## Your instructions
Every record must appear in your copy exactly as written, with no pictures.

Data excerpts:
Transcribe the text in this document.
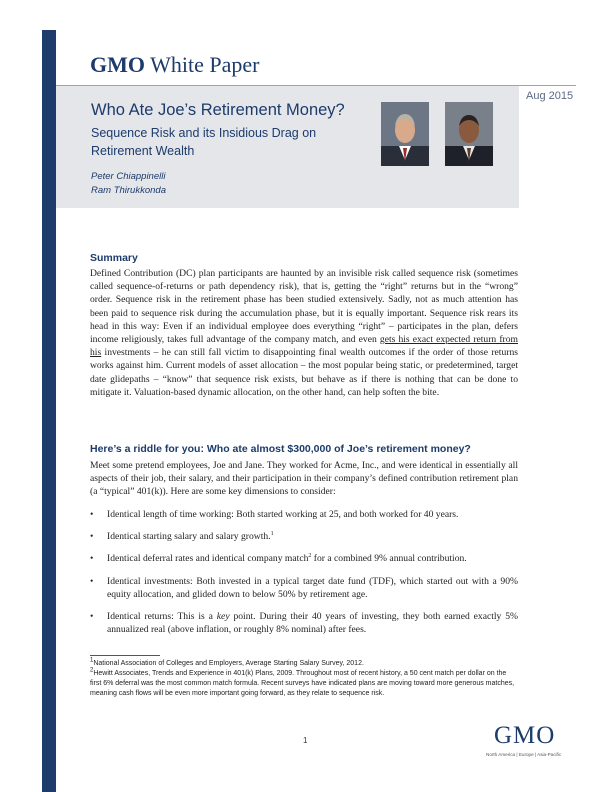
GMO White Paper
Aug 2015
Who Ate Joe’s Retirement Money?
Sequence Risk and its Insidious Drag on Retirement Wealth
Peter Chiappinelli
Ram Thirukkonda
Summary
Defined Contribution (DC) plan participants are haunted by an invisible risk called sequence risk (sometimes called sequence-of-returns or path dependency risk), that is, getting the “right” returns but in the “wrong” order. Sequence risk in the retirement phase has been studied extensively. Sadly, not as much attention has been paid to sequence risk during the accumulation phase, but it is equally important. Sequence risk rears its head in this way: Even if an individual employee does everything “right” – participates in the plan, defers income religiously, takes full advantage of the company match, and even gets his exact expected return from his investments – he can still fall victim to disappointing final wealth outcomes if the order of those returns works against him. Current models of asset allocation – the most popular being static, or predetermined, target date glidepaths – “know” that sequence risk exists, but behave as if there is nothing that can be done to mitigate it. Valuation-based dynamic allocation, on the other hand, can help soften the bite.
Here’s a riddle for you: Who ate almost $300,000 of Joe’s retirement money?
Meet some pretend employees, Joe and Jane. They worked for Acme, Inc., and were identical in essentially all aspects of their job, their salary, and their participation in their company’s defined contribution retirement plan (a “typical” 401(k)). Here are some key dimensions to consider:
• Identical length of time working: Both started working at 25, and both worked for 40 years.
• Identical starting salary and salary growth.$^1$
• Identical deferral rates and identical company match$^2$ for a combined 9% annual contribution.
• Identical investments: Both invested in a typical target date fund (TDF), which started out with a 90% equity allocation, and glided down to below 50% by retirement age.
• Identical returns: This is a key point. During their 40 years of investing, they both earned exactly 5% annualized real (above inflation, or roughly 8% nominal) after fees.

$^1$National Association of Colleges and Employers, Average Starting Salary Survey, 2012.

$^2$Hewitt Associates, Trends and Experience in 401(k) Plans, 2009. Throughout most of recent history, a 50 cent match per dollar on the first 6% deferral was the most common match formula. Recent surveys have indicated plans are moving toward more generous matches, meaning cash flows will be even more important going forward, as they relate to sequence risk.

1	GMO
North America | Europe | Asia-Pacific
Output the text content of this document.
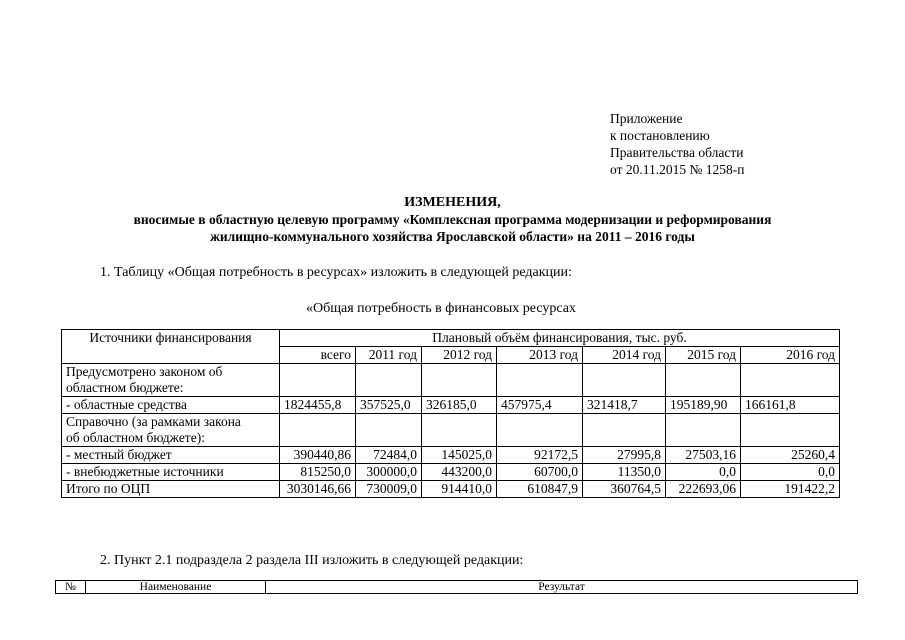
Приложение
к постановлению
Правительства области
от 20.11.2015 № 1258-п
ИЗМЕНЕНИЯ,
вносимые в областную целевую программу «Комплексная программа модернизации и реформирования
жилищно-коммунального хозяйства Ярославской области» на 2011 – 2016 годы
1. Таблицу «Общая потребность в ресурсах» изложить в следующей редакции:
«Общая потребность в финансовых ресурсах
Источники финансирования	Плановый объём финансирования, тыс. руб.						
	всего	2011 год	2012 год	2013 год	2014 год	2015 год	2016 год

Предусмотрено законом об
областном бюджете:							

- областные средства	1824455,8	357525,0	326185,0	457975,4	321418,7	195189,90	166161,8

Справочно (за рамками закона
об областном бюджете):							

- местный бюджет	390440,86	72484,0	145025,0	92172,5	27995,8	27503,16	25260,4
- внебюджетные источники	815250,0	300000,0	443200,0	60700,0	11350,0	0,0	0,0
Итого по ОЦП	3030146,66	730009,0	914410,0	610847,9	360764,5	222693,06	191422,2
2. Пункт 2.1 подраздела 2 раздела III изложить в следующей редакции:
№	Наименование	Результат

## Solution
Transcribe the text in this document.
GMO White Paper
Aug 2015
Who Ate Joe’s Retirement Money?
Sequence Risk and its Insidious Drag on Retirement Wealth
Peter Chiappinelli
Ram Thirukkonda
Summary
Defined Contribution (DC) plan participants are haunted by an invisible risk called sequence risk (sometimes called sequence-of-returns or path dependency risk), that is, getting the “right” returns but in the “wrong” order. Sequence risk in the retirement phase has been studied extensively. Sadly, not as much attention has been paid to sequence risk during the accumulation phase, but it is equally important. Sequence risk rears its head in this way: Even if an individual employee does everything “right” – participates in the plan, defers income religiously, takes full advantage of the company match, and even gets his exact expected return from his investments – he can still fall victim to disappointing final wealth outcomes if the order of those returns works against him. Current models of asset allocation – the most popular being static, or predetermined, target date glidepaths – “know” that sequence risk exists, but behave as if there is nothing that can be done to mitigate it. Valuation-based dynamic allocation, on the other hand, can help soften the bite.
Here’s a riddle for you: Who ate almost $300,000 of Joe’s retirement money?
Meet some pretend employees, Joe and Jane. They worked for Acme, Inc., and were identical in essentially all aspects of their job, their salary, and their participation in their company’s defined contribution retirement plan (a “typical” 401(k)). Here are some key dimensions to consider:
• Identical length of time working: Both started working at 25, and both worked for 40 years.
• Identical starting salary and salary growth.$^1$
• Identical deferral rates and identical company match$^2$ for a combined 9% annual contribution.
• Identical investments: Both invested in a typical target date fund (TDF), which started out with a 90% equity allocation, and glided down to below 50% by retirement age.
• Identical returns: This is a key point. During their 40 years of investing, they both earned exactly 5% annualized real (above inflation, or roughly 8% nominal) after fees.

$^1$National Association of Colleges and Employers, Average Starting Salary Survey, 2012.

$^2$Hewitt Associates, Trends and Experience in 401(k) Plans, 2009. Throughout most of recent history, a 50 cent match per dollar on the first 6% deferral was the most common match formula. Recent surveys have indicated plans are moving toward more generous matches, meaning cash flows will be even more important going forward, as they relate to sequence risk.

1	GMO
North America | Europe | Asia-Pacific
Output the text content of this document.
Приложение
к постановлению
Правительства области
от 20.11.2015 № 1258-п
ИЗМЕНЕНИЯ,
вносимые в областную целевую программу «Комплексная программа модернизации и реформирования
жилищно-коммунального хозяйства Ярославской области» на 2011 – 2016 годы
1. Таблицу «Общая потребность в ресурсах» изложить в следующей редакции:
«Общая потребность в финансовых ресурсах
Источники финансирования	Плановый объём финансирования, тыс. руб.						
	всего	2011 год	2012 год	2013 год	2014 год	2015 год	2016 год

Предусмотрено законом об
областном бюджете:							

- областные средства	1824455,8	357525,0	326185,0	457975,4	321418,7	195189,90	166161,8

Справочно (за рамками закона
об областном бюджете):							

- местный бюджет	390440,86	72484,0	145025,0	92172,5	27995,8	27503,16	25260,4
- внебюджетные источники	815250,0	300000,0	443200,0	60700,0	11350,0	0,0	0,0
Итого по ОЦП	3030146,66	730009,0	914410,0	610847,9	360764,5	222693,06	191422,2
2. Пункт 2.1 подраздела 2 раздела III изложить в следующей редакции:
№	Наименование	Результат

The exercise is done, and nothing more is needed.